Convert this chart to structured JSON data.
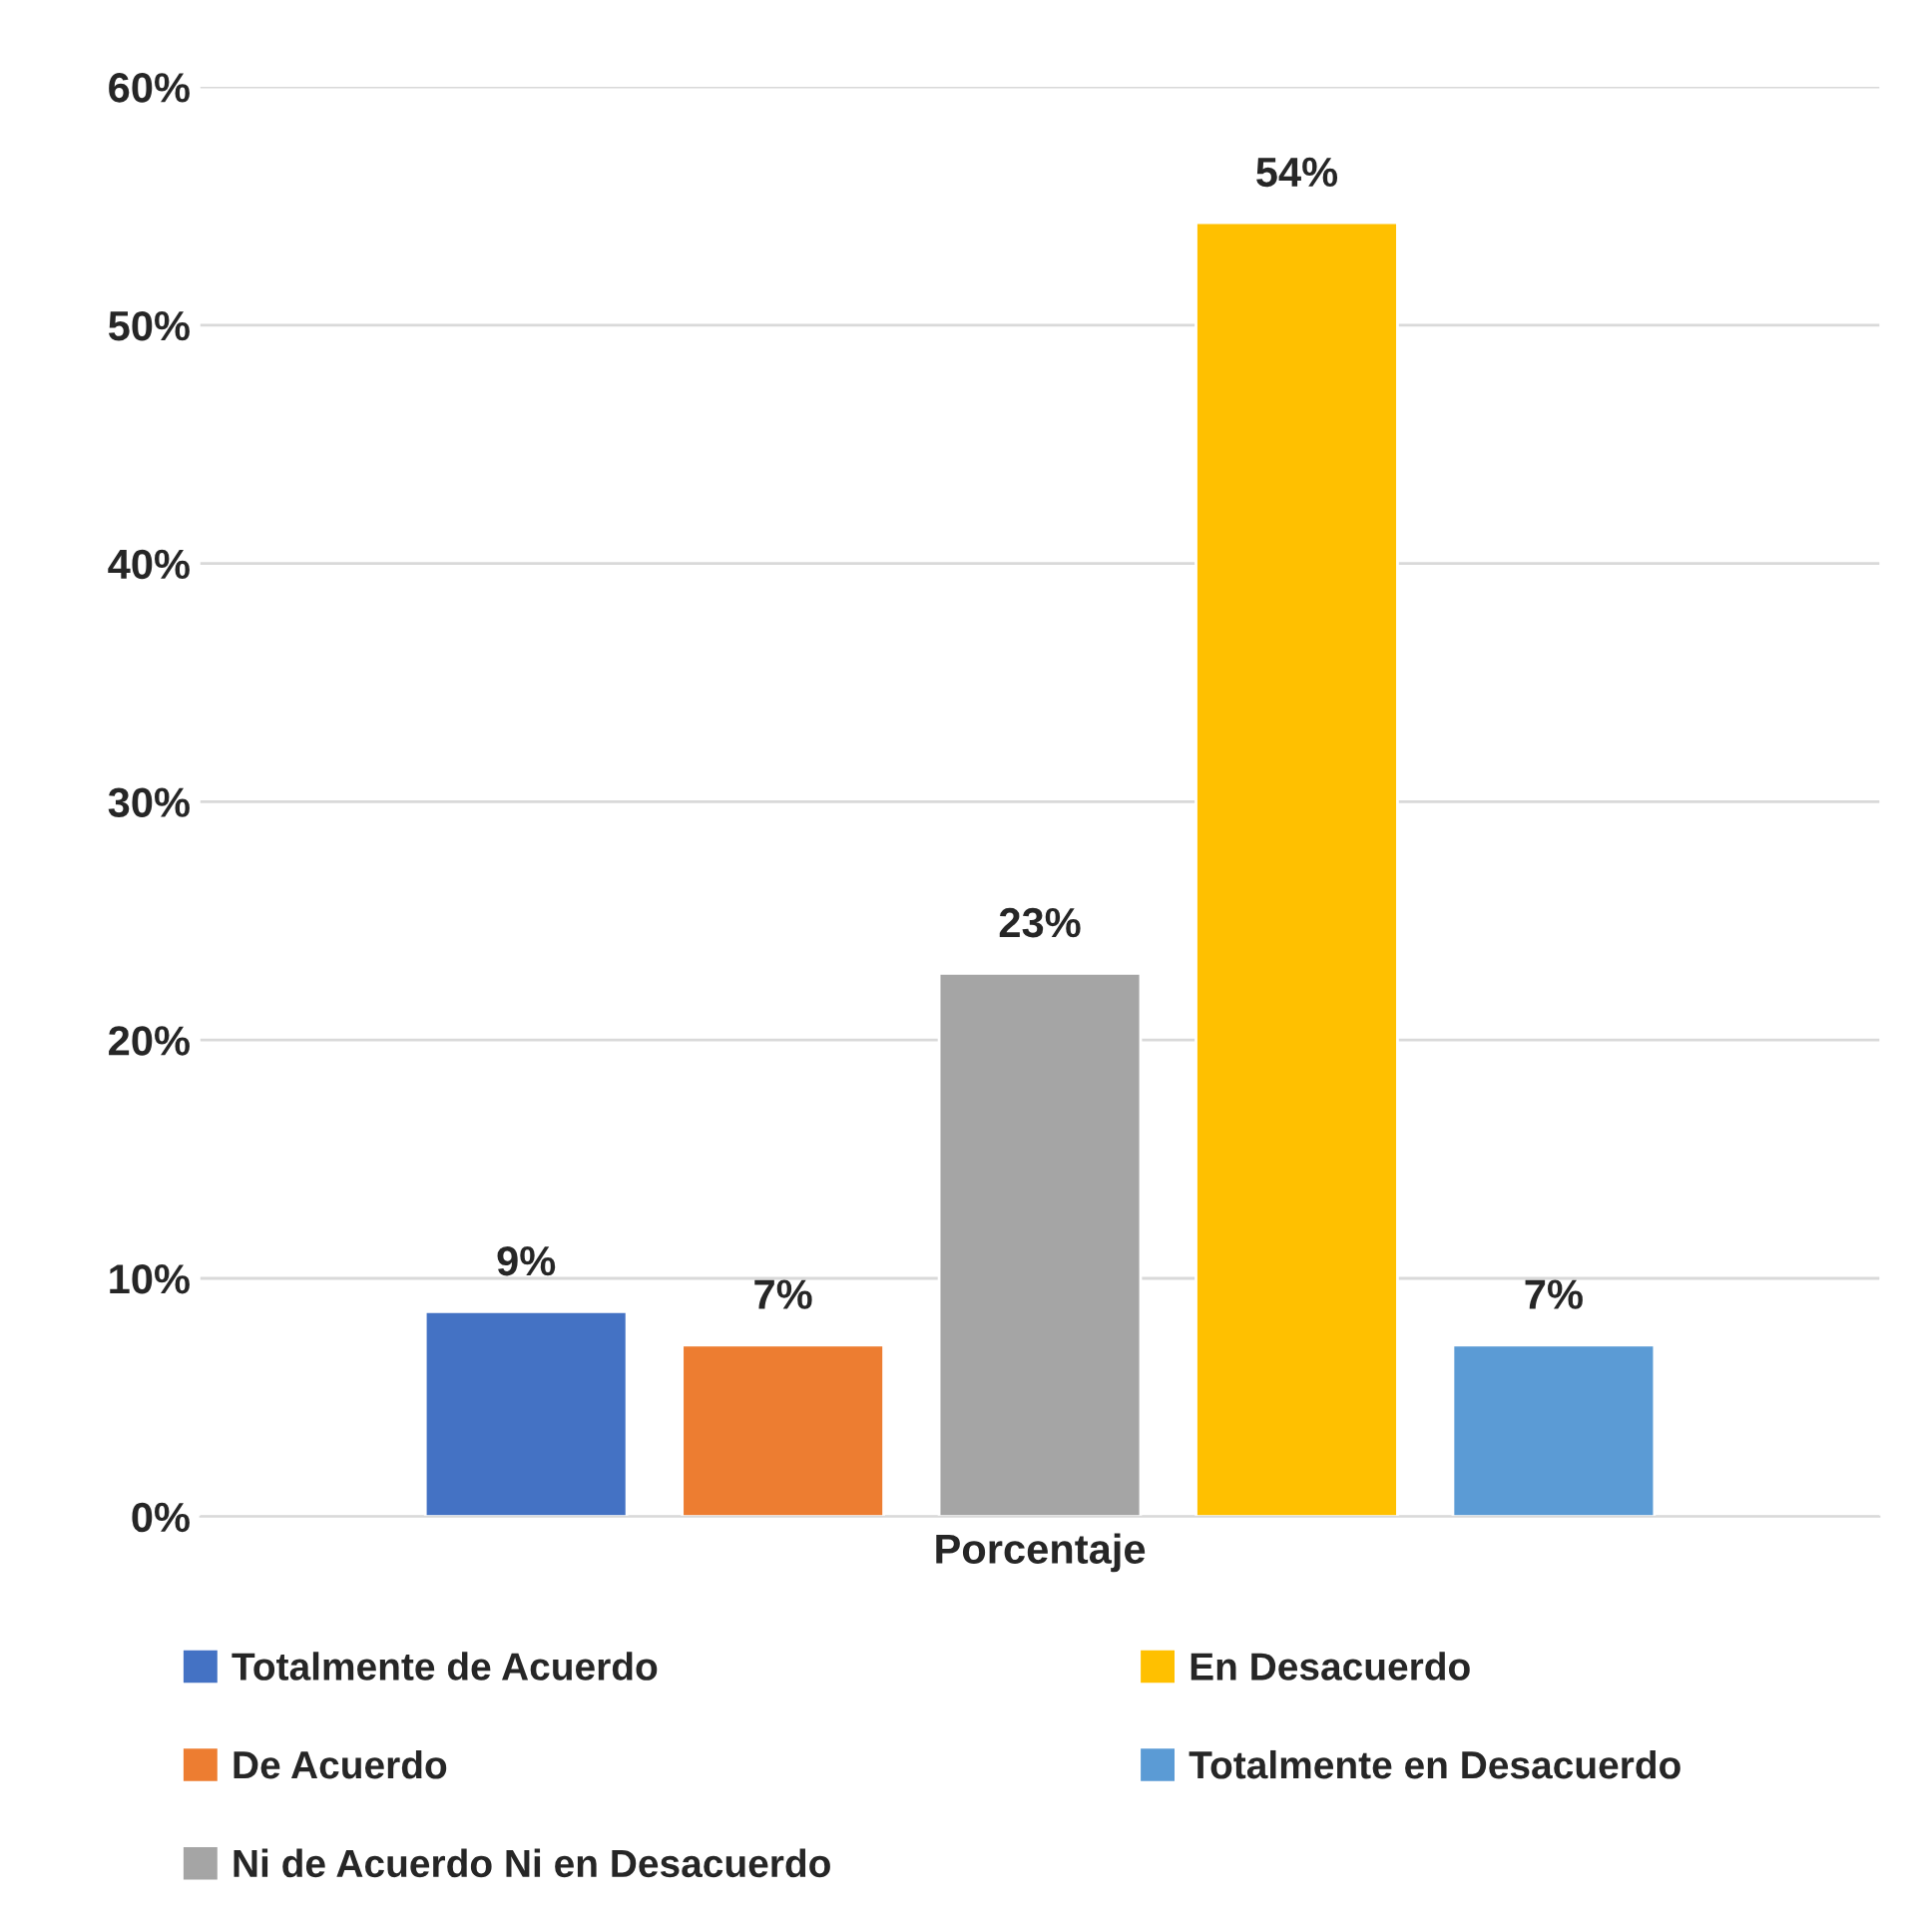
{
  "chart_data": {
    "type": "bar",
    "categories": [
      "Porcentaje"
    ],
    "series": [
      {
        "name": "Totalmente de Acuerdo",
        "color": "#4472c4",
        "values": [
          8.6
        ],
        "value_labels": [
          "9%"
        ]
      },
      {
        "name": "De Acuerdo",
        "color": "#ed7d31",
        "values": [
          7.2
        ],
        "value_labels": [
          "7%"
        ]
      },
      {
        "name": "Ni de Acuerdo Ni en Desacuerdo",
        "color": "#a5a5a5",
        "values": [
          22.8
        ],
        "value_labels": [
          "23%"
        ]
      },
      {
        "name": "En Desacuerdo",
        "color": "#ffc000",
        "values": [
          54.3
        ],
        "value_labels": [
          "54%"
        ]
      },
      {
        "name": "Totalmente en Desacuerdo",
        "color": "#5b9bd5",
        "values": [
          7.2
        ],
        "value_labels": [
          "7%"
        ]
      }
    ],
    "ylim": [
      0,
      60
    ],
    "yticks": [
      {
        "value": 0,
        "label": "0%"
      },
      {
        "value": 10,
        "label": "10%"
      },
      {
        "value": 20,
        "label": "20%"
      },
      {
        "value": 30,
        "label": "30%"
      },
      {
        "value": 40,
        "label": "40%"
      },
      {
        "value": 50,
        "label": "50%"
      },
      {
        "value": 60,
        "label": "60%"
      }
    ],
    "grid": "y",
    "legend": "bottom"
  }
}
######
## What the task requires
Look for the word "name" and return every line where it occurs.

## Response
        "name": "Totalmente de Acuerdo",
        "name": "De Acuerdo",
        "name": "Ni de Acuerdo Ni en Desacuerdo",
        "name": "En Desacuerdo",
        "name": "Totalmente en Desacuerdo",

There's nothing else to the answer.